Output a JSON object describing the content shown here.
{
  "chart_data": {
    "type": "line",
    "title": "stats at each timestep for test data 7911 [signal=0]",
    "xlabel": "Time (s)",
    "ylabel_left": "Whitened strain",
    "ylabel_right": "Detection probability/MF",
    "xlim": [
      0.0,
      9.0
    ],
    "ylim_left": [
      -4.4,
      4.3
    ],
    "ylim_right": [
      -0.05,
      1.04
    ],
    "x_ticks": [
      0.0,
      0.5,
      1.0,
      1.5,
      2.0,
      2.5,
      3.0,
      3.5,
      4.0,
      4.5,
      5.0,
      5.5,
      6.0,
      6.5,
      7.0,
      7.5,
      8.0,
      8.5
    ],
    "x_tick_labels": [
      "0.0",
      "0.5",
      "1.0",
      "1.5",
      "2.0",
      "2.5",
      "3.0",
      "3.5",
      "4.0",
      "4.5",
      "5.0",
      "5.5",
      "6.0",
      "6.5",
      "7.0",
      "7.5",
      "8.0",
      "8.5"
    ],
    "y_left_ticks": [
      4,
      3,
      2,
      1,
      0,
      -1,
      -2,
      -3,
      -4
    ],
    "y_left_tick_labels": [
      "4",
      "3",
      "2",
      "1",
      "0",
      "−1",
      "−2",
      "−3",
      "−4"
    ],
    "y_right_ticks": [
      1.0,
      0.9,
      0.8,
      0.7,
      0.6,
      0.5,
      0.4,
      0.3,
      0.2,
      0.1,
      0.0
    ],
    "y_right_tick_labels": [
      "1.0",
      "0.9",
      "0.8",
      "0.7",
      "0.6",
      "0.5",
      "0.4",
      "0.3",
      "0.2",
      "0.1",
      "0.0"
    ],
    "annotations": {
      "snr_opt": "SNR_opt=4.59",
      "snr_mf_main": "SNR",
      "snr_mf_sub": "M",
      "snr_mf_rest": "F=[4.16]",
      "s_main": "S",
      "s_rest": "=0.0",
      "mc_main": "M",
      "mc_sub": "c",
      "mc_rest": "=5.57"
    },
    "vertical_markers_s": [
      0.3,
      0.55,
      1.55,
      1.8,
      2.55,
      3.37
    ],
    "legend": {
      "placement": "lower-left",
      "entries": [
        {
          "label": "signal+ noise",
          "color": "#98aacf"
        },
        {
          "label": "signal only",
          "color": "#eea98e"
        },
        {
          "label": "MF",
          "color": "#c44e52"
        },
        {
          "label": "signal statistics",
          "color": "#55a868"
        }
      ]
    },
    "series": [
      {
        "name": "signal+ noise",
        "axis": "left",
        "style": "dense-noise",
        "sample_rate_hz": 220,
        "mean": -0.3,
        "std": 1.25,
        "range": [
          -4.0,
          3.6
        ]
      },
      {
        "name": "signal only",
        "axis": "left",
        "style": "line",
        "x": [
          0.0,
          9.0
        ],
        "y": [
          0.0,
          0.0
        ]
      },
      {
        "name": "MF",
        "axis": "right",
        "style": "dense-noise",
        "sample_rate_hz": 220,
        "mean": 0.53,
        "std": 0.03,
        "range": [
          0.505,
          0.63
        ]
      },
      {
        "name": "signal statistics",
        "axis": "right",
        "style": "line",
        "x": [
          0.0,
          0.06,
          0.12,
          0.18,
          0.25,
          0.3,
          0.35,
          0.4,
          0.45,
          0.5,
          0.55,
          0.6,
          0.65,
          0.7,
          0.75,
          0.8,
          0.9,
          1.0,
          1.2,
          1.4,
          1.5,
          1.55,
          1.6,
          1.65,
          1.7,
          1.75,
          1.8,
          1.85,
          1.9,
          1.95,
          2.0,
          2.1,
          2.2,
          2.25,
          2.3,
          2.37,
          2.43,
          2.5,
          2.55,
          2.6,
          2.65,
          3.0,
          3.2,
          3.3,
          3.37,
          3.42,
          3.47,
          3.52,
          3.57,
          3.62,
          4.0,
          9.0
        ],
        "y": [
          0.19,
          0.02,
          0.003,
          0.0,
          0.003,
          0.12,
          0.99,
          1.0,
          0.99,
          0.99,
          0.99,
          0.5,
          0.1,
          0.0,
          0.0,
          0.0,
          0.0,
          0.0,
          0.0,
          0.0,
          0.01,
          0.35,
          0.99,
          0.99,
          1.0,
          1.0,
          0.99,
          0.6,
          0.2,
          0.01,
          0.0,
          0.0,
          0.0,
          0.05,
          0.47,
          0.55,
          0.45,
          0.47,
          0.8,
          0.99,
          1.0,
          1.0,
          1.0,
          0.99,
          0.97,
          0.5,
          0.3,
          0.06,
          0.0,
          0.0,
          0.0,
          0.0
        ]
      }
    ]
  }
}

== What you have to do ==
Write out every record shown above, word for word.

== Written answer ==
Output a JSON object describing the content shown here.
{
  "chart_data": {
    "type": "line",
    "title": "stats at each timestep for test data 7911 [signal=0]",
    "xlabel": "Time (s)",
    "ylabel_left": "Whitened strain",
    "ylabel_right": "Detection probability/MF",
    "xlim": [
      0.0,
      9.0
    ],
    "ylim_left": [
      -4.4,
      4.3
    ],
    "ylim_right": [
      -0.05,
      1.04
    ],
    "x_ticks": [
      0.0,
      0.5,
      1.0,
      1.5,
      2.0,
      2.5,
      3.0,
      3.5,
      4.0,
      4.5,
      5.0,
      5.5,
      6.0,
      6.5,
      7.0,
      7.5,
      8.0,
      8.5
    ],
    "x_tick_labels": [
      "0.0",
      "0.5",
      "1.0",
      "1.5",
      "2.0",
      "2.5",
      "3.0",
      "3.5",
      "4.0",
      "4.5",
      "5.0",
      "5.5",
      "6.0",
      "6.5",
      "7.0",
      "7.5",
      "8.0",
      "8.5"
    ],
    "y_left_ticks": [
      4,
      3,
      2,
      1,
      0,
      -1,
      -2,
      -3,
      -4
    ],
    "y_left_tick_labels": [
      "4",
      "3",
      "2",
      "1",
      "0",
      "−1",
      "−2",
      "−3",
      "−4"
    ],
    "y_right_ticks": [
      1.0,
      0.9,
      0.8,
      0.7,
      0.6,
      0.5,
      0.4,
      0.3,
      0.2,
      0.1,
      0.0
    ],
    "y_right_tick_labels": [
      "1.0",
      "0.9",
      "0.8",
      "0.7",
      "0.6",
      "0.5",
      "0.4",
      "0.3",
      "0.2",
      "0.1",
      "0.0"
    ],
    "annotations": {
      "snr_opt": "SNR_opt=4.59",
      "snr_mf_main": "SNR",
      "snr_mf_sub": "M",
      "snr_mf_rest": "F=[4.16]",
      "s_main": "S",
      "s_rest": "=0.0",
      "mc_main": "M",
      "mc_sub": "c",
      "mc_rest": "=5.57"
    },
    "vertical_markers_s": [
      0.3,
      0.55,
      1.55,
      1.8,
      2.55,
      3.37
    ],
    "legend": {
      "placement": "lower-left",
      "entries": [
        {
          "label": "signal+ noise",
          "color": "#98aacf"
        },
        {
          "label": "signal only",
          "color": "#eea98e"
        },
        {
          "label": "MF",
          "color": "#c44e52"
        },
        {
          "label": "signal statistics",
          "color": "#55a868"
        }
      ]
    },
    "series": [
      {
        "name": "signal+ noise",
        "axis": "left",
        "style": "dense-noise",
        "sample_rate_hz": 220,
        "mean": -0.3,
        "std": 1.25,
        "range": [
          -4.0,
          3.6
        ]
      },
      {
        "name": "signal only",
        "axis": "left",
        "style": "line",
        "x": [
          0.0,
          9.0
        ],
        "y": [
          0.0,
          0.0
        ]
      },
      {
        "name": "MF",
        "axis": "right",
        "style": "dense-noise",
        "sample_rate_hz": 220,
        "mean": 0.53,
        "std": 0.03,
        "range": [
          0.505,
          0.63
        ]
      },
      {
        "name": "signal statistics",
        "axis": "right",
        "style": "line",
        "x": [
          0.0,
          0.06,
          0.12,
          0.18,
          0.25,
          0.3,
          0.35,
          0.4,
          0.45,
          0.5,
          0.55,
          0.6,
          0.65,
          0.7,
          0.75,
          0.8,
          0.9,
          1.0,
          1.2,
          1.4,
          1.5,
          1.55,
          1.6,
          1.65,
          1.7,
          1.75,
          1.8,
          1.85,
          1.9,
          1.95,
          2.0,
          2.1,
          2.2,
          2.25,
          2.3,
          2.37,
          2.43,
          2.5,
          2.55,
          2.6,
          2.65,
          3.0,
          3.2,
          3.3,
          3.37,
          3.42,
          3.47,
          3.52,
          3.57,
          3.62,
          4.0,
          9.0
        ],
        "y": [
          0.19,
          0.02,
          0.003,
          0.0,
          0.003,
          0.12,
          0.99,
          1.0,
          0.99,
          0.99,
          0.99,
          0.5,
          0.1,
          0.0,
          0.0,
          0.0,
          0.0,
          0.0,
          0.0,
          0.0,
          0.01,
          0.35,
          0.99,
          0.99,
          1.0,
          1.0,
          0.99,
          0.6,
          0.2,
          0.01,
          0.0,
          0.0,
          0.0,
          0.05,
          0.47,
          0.55,
          0.45,
          0.47,
          0.8,
          0.99,
          1.0,
          1.0,
          1.0,
          0.99,
          0.97,
          0.5,
          0.3,
          0.06,
          0.0,
          0.0,
          0.0,
          0.0
        ]
      }
    ]
  }
}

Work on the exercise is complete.